# [Article]
## Start

Mr. Fowler started from his home in Tolland, Conn., in the year 1800, in September, with two yoke of oxen and a horse in one team and two horses in another team. He crossed the Hudson at Catskill, taking the wagons and horses at several trips. His son, Austin Fowler, Sr., then a boy of about eleven years, was left in charge of the wagon first ferried over, and while the scow was gone for the rest of the train the tide rose about the wagon-wheels, frightening the lad, who then knew nothing of that phenomenon, but supposed a freshet was raising the water in the river, and they would be all swept away.
From Catskill the party came by the way of Unadilla, finding no bridges over the streams and in places very bad roads. They located about a mile above the present borough of Monroeton. Mr. Tracy, with his family, two sons and daughters, lived near, but below the Barclay depot. Mr. Fowler moved into a little house in the orchard south of the present dwelling of William Decker. Mrs. Fowler brought apple-seeds from her eastern home and planted them, and from this planting the trees in that orchard were grown.
When Mr. Fowler came in he stayed with Rogers Fowler (his son) at Milltown, NY, who had preceded him into that country. The Fowlers repurchased their possession of the "Holland Purchase Company", and by dint of stubborn energy and perseverance reduced the forests to smiling fields. After nine years of toil and privation the father, Gordon Fowler, passed to his eternal rest, dying November 11, 1809.
EXTRACTS FROM THE FOWLER GENEALOGY
(1)"William Fowler arrived in Boston, from London, England, June 26, 1637, in company with Rev. John Davenport, Theophilus Eaton, Peter Pruden, and 'others of good character and fortunes.' March 30, 1638, in company with Mr. Davenport, he sailed from Boston to Quinnipiac, or New Haven, where he resided for a year or more. In the spring of 1639 he was one of the founders of Milford, and the first named of its trustees. He held various important offices in church and State and was deeply engaged in public improvements until his death in 1660." His eldest son (2), William, remained in New Haven and married Mary, daughter of Edward and Ann Tapp, 1645, and died 1682-83. His second son (8), Jonathan, was born February 8, 1650-1651, at New Haven, and removed therefrom to Norwich, 1683, and thence to Windham, 1693, where he died June 10, 1696. He married Elizabeth Reynolds, at Norwich, August 3, 1687. His youngest son (19), Jonathan, was born May 20, 1696. "He was called the 'sergeant', and was celebrated for his great size and strength, of which wonderful stories are told. He is reported to have been seven feet in height, and to have weighed over 400 pounds. His muscular powers were enormous. He could lift a barrel of cider by the chines and drink from the bung-hole. He once attacked and killed a bear with a club, having no other weapon at hand, by which feat his fame spread abroad, so that George III, then kind of England, had a painting made, the margin bearing the inscription, 'Jonathan Fowler, the giant of America, in the act of killing a bear.'"

## End

# [Information supplied]
## Start

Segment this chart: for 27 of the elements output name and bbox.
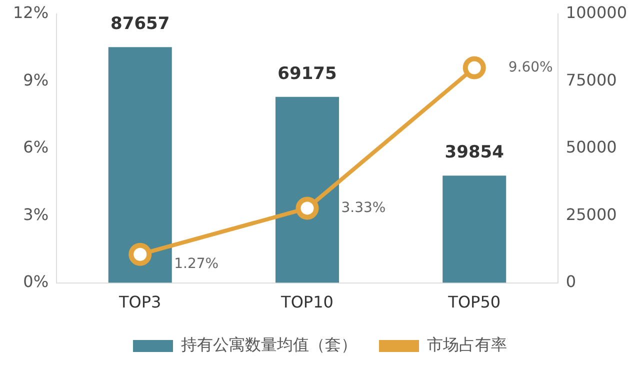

## End

Rewrite the passage of the Fowler family history that begins with the words "When Mr. Fowler" and ends with "November 11, 1809.", swapping "Milltown" for "Millport".

# [Exercise output]
When Mr. Fowler came in he stayed with Rogers Fowler (his son) at Millport, NY, who had preceded him into that country. The Fowlers repurchased their possession of the "Holland Purchase Company", and by dint of stubborn energy and perseverance reduced the forests to smiling fields. After nine years of toil and privation the father, Gordon Fowler, passed to his eternal rest, dying November 11, 1809.